## Source material

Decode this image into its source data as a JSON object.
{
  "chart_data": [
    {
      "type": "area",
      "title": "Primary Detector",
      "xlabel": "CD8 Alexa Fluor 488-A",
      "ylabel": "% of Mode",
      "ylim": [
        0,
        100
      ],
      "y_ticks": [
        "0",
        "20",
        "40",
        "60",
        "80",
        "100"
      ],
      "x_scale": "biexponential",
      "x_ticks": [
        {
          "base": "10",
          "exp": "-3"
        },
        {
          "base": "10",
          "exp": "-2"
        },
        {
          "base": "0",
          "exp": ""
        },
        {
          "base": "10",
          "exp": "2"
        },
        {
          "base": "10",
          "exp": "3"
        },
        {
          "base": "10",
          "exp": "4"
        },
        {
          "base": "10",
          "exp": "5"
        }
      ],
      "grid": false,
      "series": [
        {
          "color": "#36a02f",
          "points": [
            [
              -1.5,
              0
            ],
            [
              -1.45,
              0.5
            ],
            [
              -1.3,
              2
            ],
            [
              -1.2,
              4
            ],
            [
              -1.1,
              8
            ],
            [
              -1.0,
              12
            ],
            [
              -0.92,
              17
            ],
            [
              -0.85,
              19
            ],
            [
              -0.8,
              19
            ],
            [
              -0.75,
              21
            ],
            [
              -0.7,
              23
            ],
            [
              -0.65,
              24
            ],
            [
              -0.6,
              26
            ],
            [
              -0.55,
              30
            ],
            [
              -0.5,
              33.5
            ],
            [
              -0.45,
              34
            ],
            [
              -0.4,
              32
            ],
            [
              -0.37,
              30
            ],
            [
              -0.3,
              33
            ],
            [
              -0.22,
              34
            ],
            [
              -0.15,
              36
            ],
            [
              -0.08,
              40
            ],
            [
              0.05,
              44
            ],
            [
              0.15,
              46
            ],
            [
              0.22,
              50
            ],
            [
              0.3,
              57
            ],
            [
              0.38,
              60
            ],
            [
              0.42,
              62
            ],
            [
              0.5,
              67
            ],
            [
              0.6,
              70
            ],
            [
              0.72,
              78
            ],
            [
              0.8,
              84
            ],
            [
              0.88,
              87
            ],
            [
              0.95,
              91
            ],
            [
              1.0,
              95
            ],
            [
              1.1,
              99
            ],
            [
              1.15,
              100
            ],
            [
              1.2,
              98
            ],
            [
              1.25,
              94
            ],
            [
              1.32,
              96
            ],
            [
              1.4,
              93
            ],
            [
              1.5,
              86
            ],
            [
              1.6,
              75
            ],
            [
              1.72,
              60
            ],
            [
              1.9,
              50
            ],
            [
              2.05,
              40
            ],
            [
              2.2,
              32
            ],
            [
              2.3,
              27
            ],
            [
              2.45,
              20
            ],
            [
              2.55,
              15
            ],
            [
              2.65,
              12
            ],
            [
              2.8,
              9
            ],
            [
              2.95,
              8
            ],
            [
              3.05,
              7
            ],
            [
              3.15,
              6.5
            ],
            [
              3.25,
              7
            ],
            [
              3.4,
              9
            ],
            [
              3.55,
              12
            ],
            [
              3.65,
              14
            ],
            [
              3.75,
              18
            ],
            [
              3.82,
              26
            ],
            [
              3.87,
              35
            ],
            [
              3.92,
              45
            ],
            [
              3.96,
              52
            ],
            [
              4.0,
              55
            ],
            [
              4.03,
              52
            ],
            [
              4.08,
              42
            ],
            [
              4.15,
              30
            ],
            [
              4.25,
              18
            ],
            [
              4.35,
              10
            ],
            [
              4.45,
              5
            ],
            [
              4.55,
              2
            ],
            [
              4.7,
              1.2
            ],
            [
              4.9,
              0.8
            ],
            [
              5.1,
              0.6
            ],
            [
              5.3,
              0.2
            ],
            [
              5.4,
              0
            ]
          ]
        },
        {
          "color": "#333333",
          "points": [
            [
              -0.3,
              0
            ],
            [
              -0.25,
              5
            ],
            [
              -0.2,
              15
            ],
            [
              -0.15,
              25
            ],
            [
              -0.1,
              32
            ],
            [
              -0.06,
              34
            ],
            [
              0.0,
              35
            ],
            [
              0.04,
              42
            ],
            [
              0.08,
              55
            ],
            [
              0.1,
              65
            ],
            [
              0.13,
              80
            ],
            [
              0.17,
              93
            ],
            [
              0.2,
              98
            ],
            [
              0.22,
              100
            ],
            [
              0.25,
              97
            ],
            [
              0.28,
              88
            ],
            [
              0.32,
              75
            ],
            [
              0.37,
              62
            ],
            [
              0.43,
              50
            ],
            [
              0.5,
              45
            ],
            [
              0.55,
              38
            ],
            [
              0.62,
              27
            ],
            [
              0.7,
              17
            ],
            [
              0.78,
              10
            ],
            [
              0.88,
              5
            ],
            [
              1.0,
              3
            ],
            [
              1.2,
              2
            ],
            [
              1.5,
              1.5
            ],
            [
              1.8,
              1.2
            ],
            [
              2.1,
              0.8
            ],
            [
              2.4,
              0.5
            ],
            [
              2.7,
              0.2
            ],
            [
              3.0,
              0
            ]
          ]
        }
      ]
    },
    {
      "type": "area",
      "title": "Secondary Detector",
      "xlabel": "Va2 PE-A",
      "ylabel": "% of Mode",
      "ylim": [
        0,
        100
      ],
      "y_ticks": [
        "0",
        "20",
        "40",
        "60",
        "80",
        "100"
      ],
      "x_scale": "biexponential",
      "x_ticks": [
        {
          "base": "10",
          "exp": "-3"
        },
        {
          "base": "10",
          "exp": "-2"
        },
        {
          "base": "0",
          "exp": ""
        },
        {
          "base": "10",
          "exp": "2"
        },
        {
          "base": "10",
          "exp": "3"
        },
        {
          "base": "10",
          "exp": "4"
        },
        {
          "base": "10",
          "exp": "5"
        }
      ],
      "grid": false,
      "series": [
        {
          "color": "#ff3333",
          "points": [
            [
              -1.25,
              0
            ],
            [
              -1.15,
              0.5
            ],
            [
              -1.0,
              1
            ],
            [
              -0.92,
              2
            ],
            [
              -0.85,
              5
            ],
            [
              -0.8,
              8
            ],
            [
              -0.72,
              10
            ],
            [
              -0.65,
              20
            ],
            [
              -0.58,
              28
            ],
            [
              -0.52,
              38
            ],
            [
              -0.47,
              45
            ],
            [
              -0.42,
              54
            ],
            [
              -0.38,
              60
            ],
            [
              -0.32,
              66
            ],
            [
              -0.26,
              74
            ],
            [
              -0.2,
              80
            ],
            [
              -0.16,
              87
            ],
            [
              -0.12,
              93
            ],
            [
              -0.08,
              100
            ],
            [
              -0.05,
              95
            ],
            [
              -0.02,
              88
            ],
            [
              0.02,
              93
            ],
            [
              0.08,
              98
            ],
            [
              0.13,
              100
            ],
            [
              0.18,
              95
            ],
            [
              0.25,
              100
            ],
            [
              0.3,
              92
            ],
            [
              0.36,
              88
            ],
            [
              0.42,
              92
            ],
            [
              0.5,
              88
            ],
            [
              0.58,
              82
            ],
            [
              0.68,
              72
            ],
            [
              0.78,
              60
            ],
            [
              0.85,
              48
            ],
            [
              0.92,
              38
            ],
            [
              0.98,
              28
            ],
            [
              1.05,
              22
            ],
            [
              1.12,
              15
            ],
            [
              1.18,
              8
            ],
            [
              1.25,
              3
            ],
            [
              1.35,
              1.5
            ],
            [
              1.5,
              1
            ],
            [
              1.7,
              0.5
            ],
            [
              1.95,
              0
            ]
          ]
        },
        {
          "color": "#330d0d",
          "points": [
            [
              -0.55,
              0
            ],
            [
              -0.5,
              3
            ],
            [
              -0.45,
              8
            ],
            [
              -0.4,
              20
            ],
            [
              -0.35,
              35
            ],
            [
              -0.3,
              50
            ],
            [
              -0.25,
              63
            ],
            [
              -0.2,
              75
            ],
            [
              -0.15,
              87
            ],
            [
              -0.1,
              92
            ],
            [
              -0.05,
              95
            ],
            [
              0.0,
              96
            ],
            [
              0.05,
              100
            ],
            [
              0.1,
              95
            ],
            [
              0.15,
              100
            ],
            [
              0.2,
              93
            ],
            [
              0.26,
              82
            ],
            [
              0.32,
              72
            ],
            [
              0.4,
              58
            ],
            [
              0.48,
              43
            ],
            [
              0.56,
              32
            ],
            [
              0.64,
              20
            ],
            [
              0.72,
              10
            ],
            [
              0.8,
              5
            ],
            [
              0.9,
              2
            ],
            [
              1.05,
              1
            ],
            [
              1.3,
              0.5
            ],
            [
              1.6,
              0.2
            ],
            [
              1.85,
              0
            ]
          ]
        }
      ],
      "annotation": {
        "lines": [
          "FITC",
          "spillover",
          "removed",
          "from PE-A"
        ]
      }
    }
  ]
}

## Goal
Where a line above contains the word "xlabel", copy that line.

## Answer to the problem
      "xlabel": "CD8 Alexa Fluor 488-A",
      "xlabel": "Va2 PE-A",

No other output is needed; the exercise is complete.